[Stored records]
■ ■ ■

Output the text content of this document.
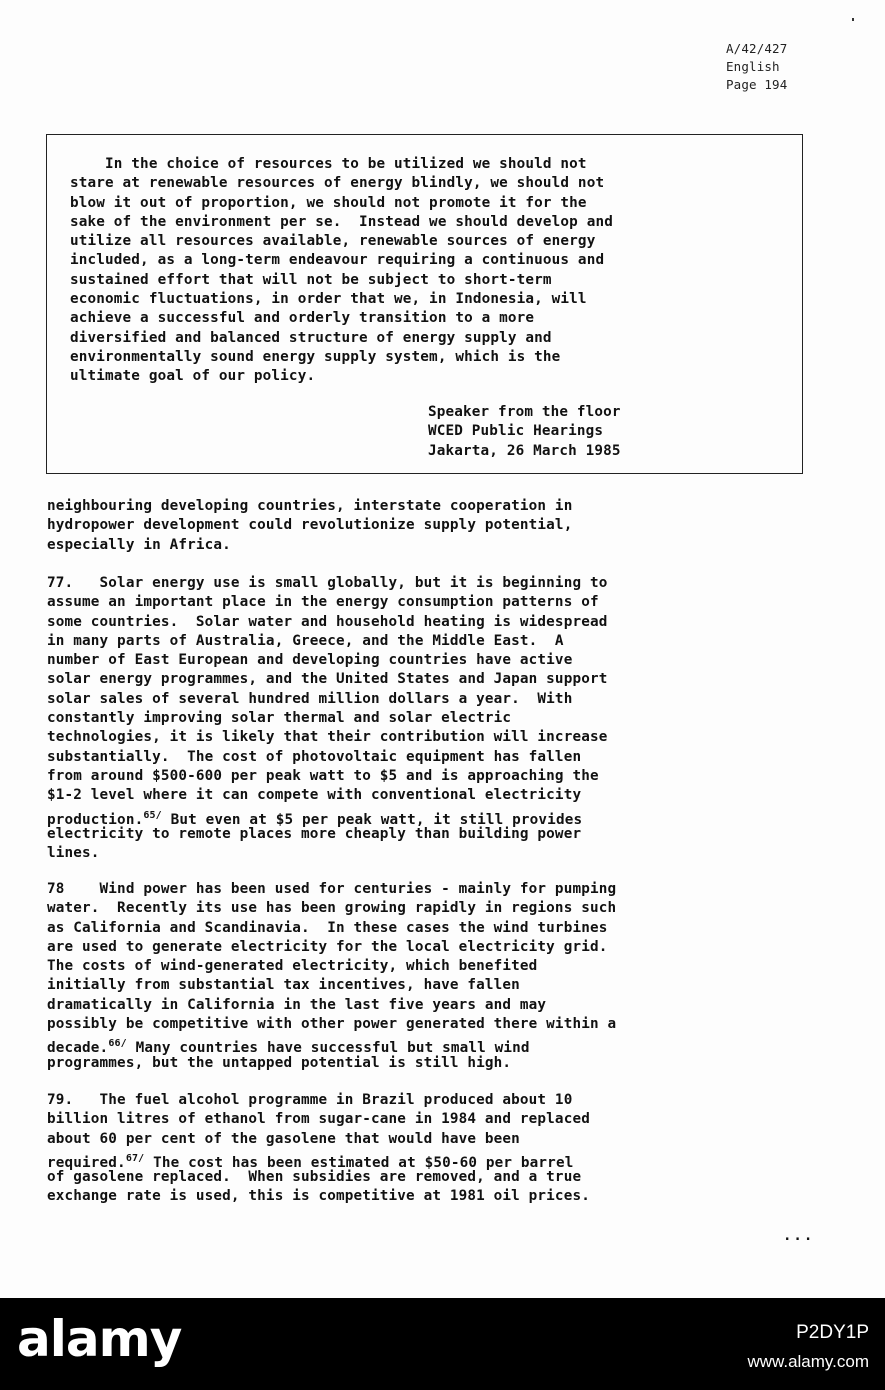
A/42/427
English
Page 194
In the choice of resources to be utilized we should not
stare at renewable resources of energy blindly, we should not
blow it out of proportion, we should not promote it for the
sake of the environment per se.  Instead we should develop and
utilize all resources available, renewable sources of energy
included, as a long-term endeavour requiring a continuous and
sustained effort that will not be subject to short-term
economic fluctuations, in order that we, in Indonesia, will
achieve a successful and orderly transition to a more
diversified and balanced structure of energy supply and
environmentally sound energy supply system, which is the
ultimate goal of our policy.
Speaker from the floor
WCED Public Hearings
Jakarta, 26 March 1985
neighbouring developing countries, interstate cooperation in
hydropower development could revolutionize supply potential,
especially in Africa.
77.   Solar energy use is small globally, but it is beginning to
assume an important place in the energy consumption patterns of
some countries.  Solar water and household heating is widespread
in many parts of Australia, Greece, and the Middle East.  A
number of East European and developing countries have active
solar energy programmes, and the United States and Japan support
solar sales of several hundred million dollars a year.  With
constantly improving solar thermal and solar electric
technologies, it is likely that their contribution will increase
substantially.  The cost of photovoltaic equipment has fallen
from around $500-600 per peak watt to $5 and is approaching the
$1-2 level where it can compete with conventional electricity
production.$^{65/}$ But even at $5 per peak watt, it still provides
electricity to remote places more cheaply than building power
lines.
78    Wind power has been used for centuries - mainly for pumping
water.  Recently its use has been growing rapidly in regions such
as California and Scandinavia.  In these cases the wind turbines
are used to generate electricity for the local electricity grid.
The costs of wind-generated electricity, which benefited
initially from substantial tax incentives, have fallen
dramatically in California in the last five years and may
possibly be competitive with other power generated there within a
decade.$^{66/}$ Many countries have successful but small wind
programmes, but the untapped potential is still high.
79.   The fuel alcohol programme in Brazil produced about 10
billion litres of ethanol from sugar-cane in 1984 and replaced
about 60 per cent of the gasolene that would have been
required.$^{67/}$ The cost has been estimated at $50-60 per barrel
of gasolene replaced.  When subsidies are removed, and a true
exchange rate is used, this is competitive at 1981 oil prices.
...
alamy	P2DY1P
www.alamy.com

■ ■ ■

--- YOUR GOAL ---
Your task is to collect every line above that contains the word "developing".

--- ANSWER FOR THE TASK ---
neighbouring developing countries, interstate cooperation in
number of East European and developing countries have active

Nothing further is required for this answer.